### Data for processing
▼

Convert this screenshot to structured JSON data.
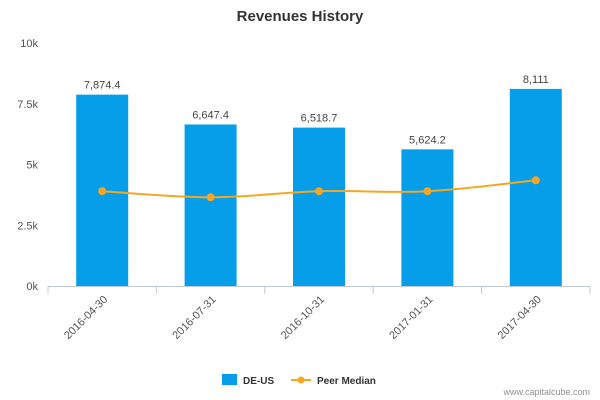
{
  "chart_data": {
    "type": "bar",
    "title": "Revenues History",
    "categories": [
      "2016-04-30",
      "2016-07-31",
      "2016-10-31",
      "2017-01-31",
      "2017-04-30"
    ],
    "series": [
      {
        "name": "DE-US",
        "type": "bar",
        "color": "#069ee8",
        "values": [
          7874.4,
          6647.4,
          6518.7,
          5624.2,
          8111
        ],
        "data_labels": [
          "7,874.4",
          "6,647.4",
          "6,518.7",
          "5,624.2",
          "8,111"
        ]
      },
      {
        "name": "Peer Median",
        "type": "line",
        "color": "#f5a623",
        "values": [
          3900,
          3650,
          3900,
          3900,
          4350
        ]
      }
    ],
    "ylim": [
      0,
      10000
    ],
    "yticks": [
      0,
      2500,
      5000,
      7500,
      10000
    ],
    "ytick_labels": [
      "0k",
      "2.5k",
      "5k",
      "7.5k",
      "10k"
    ],
    "xlabel": "",
    "ylabel": "",
    "grid": false,
    "legend_position": "bottom-center"
  },
  "credit": "www.capitalcube.com"
}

▲

### The exercise
All of the lines above should be printed exactly, minus the pictures.

### Worked solution
Convert this screenshot to structured JSON data.
{
  "chart_data": {
    "type": "bar",
    "title": "Revenues History",
    "categories": [
      "2016-04-30",
      "2016-07-31",
      "2016-10-31",
      "2017-01-31",
      "2017-04-30"
    ],
    "series": [
      {
        "name": "DE-US",
        "type": "bar",
        "color": "#069ee8",
        "values": [
          7874.4,
          6647.4,
          6518.7,
          5624.2,
          8111
        ],
        "data_labels": [
          "7,874.4",
          "6,647.4",
          "6,518.7",
          "5,624.2",
          "8,111"
        ]
      },
      {
        "name": "Peer Median",
        "type": "line",
        "color": "#f5a623",
        "values": [
          3900,
          3650,
          3900,
          3900,
          4350
        ]
      }
    ],
    "ylim": [
      0,
      10000
    ],
    "yticks": [
      0,
      2500,
      5000,
      7500,
      10000
    ],
    "ytick_labels": [
      "0k",
      "2.5k",
      "5k",
      "7.5k",
      "10k"
    ],
    "xlabel": "",
    "ylabel": "",
    "grid": false,
    "legend_position": "bottom-center"
  },
  "credit": "www.capitalcube.com"
}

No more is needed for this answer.